RECORDS PROVIDED:
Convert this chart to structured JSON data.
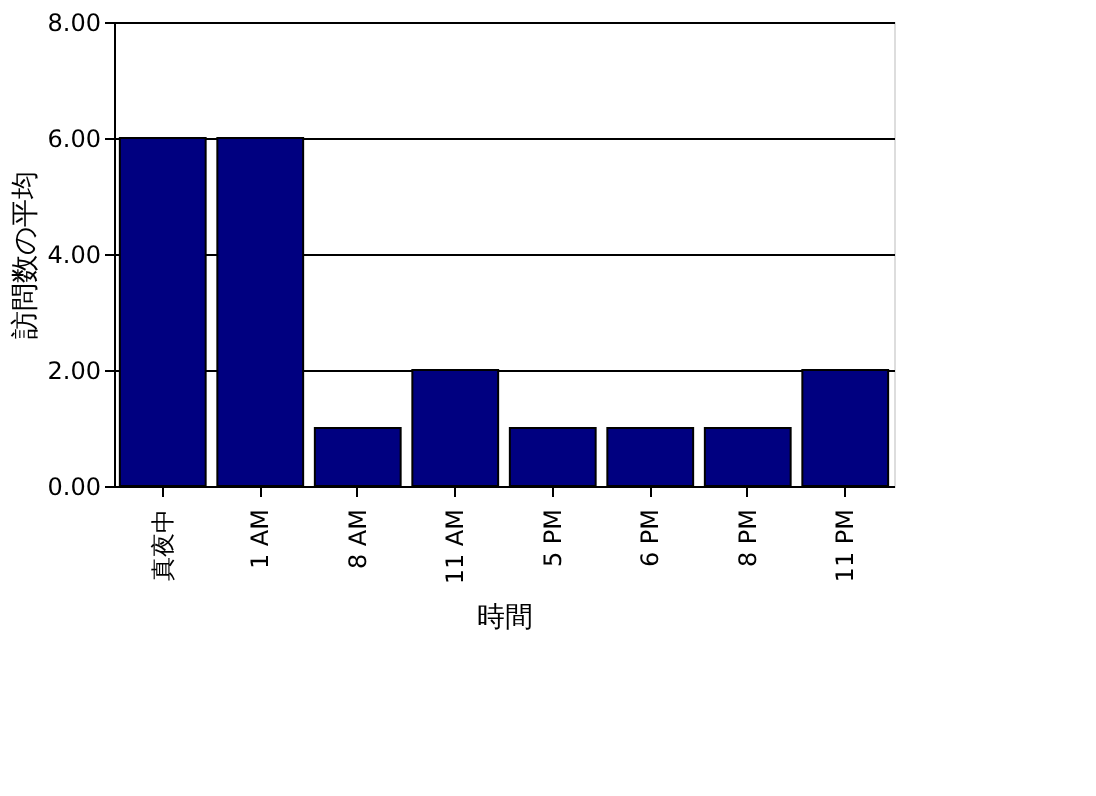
{
  "chart_data": {
    "type": "bar",
    "xlabel": "時間",
    "ylabel": "訪問数の平均",
    "categories": [
      "真夜中",
      "1 AM",
      "8 AM",
      "11 AM",
      "5 PM",
      "6 PM",
      "8 PM",
      "11 PM"
    ],
    "values": [
      6,
      6,
      1,
      2,
      1,
      1,
      1,
      2
    ],
    "color": "#000080",
    "ylim": [
      0,
      8
    ],
    "yticks": [
      {
        "value": 0,
        "label": "0.00"
      },
      {
        "value": 2,
        "label": "2.00"
      },
      {
        "value": 4,
        "label": "4.00"
      },
      {
        "value": 6,
        "label": "6.00"
      },
      {
        "value": 8,
        "label": "8.00"
      }
    ],
    "grid": "y"
  }
}
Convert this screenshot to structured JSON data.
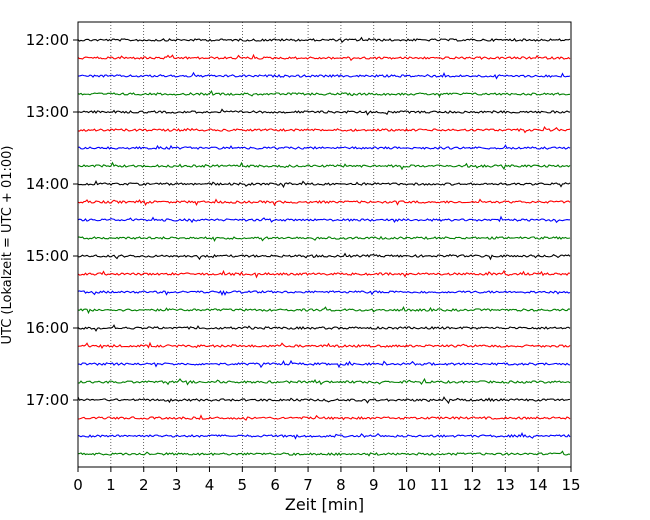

WHAT YOU ARE ASKED TO DO: Write the entries above out in full, exactly, with no images.

FINAL RESULT:
Convert this chart to structured JSON data.
{
  "chart_data": {
    "type": "bar",
    "xlabel": "時間",
    "ylabel": "訪問数の平均",
    "categories": [
      "真夜中",
      "1 AM",
      "8 AM",
      "11 AM",
      "5 PM",
      "6 PM",
      "8 PM",
      "11 PM"
    ],
    "values": [
      6,
      6,
      1,
      2,
      1,
      1,
      1,
      2
    ],
    "color": "#000080",
    "ylim": [
      0,
      8
    ],
    "yticks": [
      {
        "value": 0,
        "label": "0.00"
      },
      {
        "value": 2,
        "label": "2.00"
      },
      {
        "value": 4,
        "label": "4.00"
      },
      {
        "value": 6,
        "label": "6.00"
      },
      {
        "value": 8,
        "label": "8.00"
      }
    ],
    "grid": "y"
  }
}
Convert this screenshot to structured JSON data.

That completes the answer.